— START Records for the exercise —

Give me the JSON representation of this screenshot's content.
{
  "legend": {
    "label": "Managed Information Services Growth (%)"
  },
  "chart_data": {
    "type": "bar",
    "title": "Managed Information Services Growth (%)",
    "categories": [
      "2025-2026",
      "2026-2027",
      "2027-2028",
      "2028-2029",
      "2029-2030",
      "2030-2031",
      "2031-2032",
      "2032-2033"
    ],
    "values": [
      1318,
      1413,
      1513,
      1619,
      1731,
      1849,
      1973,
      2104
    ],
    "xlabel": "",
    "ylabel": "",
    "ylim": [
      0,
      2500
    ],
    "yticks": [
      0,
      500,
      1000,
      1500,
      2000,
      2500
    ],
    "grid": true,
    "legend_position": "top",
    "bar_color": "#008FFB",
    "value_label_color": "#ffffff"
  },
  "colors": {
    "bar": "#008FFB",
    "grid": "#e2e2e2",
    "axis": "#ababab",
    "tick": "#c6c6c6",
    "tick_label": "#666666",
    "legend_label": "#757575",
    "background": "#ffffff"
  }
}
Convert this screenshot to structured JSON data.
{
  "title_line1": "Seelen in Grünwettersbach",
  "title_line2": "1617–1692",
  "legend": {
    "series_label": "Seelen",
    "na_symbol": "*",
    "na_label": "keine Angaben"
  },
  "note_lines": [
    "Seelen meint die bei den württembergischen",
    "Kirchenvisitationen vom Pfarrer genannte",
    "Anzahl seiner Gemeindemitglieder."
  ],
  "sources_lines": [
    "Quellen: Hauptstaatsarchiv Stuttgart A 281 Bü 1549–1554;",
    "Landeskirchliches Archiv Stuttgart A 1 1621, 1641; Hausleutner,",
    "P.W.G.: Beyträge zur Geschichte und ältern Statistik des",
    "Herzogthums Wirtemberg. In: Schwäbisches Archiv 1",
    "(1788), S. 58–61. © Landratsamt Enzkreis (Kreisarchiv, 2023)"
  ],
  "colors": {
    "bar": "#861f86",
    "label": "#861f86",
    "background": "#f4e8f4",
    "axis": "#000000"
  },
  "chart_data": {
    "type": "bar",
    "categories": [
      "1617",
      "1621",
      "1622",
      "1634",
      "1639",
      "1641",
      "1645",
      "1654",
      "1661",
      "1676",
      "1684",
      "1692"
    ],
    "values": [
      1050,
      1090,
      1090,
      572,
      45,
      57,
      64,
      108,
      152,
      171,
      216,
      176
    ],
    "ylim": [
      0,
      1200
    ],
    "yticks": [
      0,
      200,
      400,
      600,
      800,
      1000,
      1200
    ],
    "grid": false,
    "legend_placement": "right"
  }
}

— END Records for the exercise —
— START Records for the exercise —

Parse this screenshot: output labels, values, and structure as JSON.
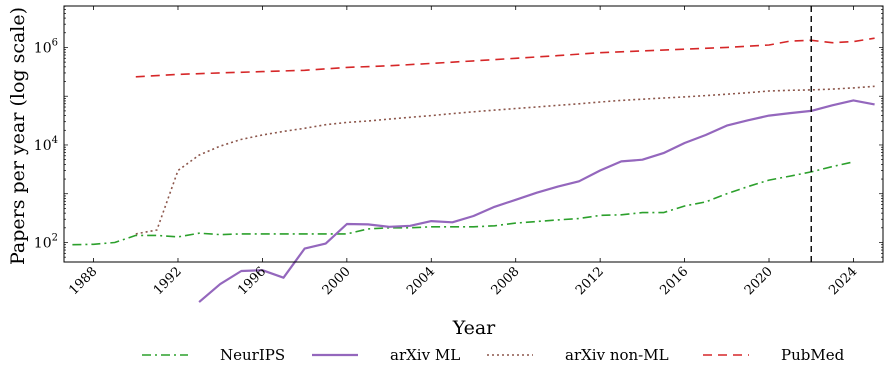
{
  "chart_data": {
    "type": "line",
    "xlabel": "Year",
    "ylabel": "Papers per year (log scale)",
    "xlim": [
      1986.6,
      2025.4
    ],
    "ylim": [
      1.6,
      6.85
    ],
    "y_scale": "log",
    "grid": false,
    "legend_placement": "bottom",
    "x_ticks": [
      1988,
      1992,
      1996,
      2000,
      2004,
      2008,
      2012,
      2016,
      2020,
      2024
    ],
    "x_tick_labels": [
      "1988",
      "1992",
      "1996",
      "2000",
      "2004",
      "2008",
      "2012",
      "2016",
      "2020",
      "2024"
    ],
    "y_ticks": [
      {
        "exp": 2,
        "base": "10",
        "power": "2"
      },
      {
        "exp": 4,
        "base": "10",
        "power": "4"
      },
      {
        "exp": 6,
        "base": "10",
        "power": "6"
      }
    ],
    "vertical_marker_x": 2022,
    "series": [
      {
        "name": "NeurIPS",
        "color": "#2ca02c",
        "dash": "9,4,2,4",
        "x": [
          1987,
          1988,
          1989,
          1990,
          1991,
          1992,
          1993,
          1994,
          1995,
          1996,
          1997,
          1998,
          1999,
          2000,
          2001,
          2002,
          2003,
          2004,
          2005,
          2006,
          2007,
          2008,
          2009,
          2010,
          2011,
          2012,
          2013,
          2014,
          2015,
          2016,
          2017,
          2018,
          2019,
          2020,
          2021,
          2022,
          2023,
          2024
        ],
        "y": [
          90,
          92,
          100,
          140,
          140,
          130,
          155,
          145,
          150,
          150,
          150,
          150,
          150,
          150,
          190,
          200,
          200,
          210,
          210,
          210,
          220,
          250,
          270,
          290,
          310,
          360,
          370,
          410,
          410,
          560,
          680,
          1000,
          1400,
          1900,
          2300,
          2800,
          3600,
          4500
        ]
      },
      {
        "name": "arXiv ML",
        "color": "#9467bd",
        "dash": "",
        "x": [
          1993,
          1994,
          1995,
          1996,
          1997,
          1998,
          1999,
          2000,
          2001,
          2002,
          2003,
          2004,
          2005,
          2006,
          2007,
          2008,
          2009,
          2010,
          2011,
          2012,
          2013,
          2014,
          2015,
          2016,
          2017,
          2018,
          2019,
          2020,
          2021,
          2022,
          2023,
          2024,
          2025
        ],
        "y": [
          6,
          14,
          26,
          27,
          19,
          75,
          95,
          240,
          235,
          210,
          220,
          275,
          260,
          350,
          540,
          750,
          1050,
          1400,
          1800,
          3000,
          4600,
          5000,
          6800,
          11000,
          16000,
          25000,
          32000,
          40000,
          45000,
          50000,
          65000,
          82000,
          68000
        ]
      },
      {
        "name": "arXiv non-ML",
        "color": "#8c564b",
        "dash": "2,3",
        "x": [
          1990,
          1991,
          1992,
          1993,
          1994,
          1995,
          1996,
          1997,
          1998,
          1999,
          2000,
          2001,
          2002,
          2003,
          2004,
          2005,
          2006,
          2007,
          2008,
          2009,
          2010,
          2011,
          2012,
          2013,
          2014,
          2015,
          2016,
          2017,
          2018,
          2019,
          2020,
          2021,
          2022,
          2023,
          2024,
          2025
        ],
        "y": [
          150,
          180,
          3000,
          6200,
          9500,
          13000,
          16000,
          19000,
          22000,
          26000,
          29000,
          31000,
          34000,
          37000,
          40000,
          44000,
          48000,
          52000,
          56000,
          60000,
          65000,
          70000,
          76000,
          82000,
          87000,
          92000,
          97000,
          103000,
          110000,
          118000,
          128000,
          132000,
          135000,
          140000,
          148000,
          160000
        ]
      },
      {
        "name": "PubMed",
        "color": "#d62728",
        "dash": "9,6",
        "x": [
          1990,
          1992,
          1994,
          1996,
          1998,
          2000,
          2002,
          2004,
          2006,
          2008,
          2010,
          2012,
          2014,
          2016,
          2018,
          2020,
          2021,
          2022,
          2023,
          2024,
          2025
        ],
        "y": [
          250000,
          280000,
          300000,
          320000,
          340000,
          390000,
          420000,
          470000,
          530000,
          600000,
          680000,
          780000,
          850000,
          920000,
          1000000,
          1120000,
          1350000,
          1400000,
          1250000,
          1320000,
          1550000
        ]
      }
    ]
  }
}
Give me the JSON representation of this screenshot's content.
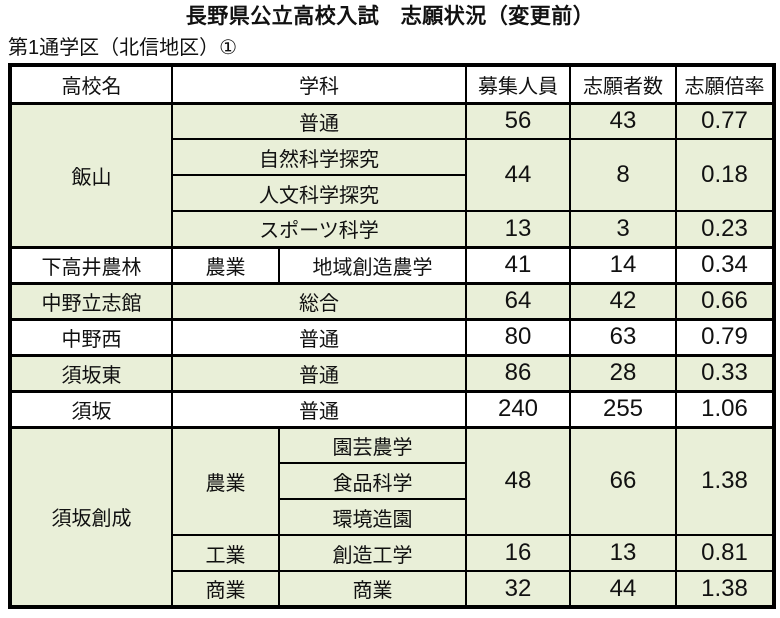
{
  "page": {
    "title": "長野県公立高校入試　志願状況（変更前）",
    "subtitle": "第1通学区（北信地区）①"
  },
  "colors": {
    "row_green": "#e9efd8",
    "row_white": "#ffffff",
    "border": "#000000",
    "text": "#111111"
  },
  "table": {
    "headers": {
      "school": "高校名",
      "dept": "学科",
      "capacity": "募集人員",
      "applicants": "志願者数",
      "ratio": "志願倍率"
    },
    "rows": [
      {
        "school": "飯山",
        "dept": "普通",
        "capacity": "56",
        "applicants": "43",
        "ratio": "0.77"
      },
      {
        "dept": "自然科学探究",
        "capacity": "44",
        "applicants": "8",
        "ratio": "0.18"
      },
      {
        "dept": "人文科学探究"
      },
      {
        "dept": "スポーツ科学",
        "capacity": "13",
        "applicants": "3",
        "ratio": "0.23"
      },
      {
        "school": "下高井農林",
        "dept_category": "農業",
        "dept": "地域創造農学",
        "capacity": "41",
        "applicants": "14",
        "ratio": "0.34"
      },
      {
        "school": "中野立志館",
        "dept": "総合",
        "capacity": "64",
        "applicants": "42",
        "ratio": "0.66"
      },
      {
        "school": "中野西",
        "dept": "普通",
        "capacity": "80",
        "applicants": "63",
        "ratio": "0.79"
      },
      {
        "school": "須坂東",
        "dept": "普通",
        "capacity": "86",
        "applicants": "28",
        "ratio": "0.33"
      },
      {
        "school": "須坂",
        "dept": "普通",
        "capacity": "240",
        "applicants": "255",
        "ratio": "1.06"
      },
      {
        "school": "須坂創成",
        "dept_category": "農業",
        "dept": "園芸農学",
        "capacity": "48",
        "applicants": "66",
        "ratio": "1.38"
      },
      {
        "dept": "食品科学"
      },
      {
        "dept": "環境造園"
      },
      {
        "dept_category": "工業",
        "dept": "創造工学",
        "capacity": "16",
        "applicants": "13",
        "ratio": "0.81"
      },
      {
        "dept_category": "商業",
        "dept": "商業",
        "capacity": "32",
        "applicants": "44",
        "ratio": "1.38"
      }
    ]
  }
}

— END Records for the exercise —

• _Problem description_
Select, from the listing, all lines that include the word "Stuttgart".

• _Output for this task_
    "Quellen: Hauptstaatsarchiv Stuttgart A 281 Bü 1549–1554;",
    "Landeskirchliches Archiv Stuttgart A 1 1621, 1641; Hausleutner,",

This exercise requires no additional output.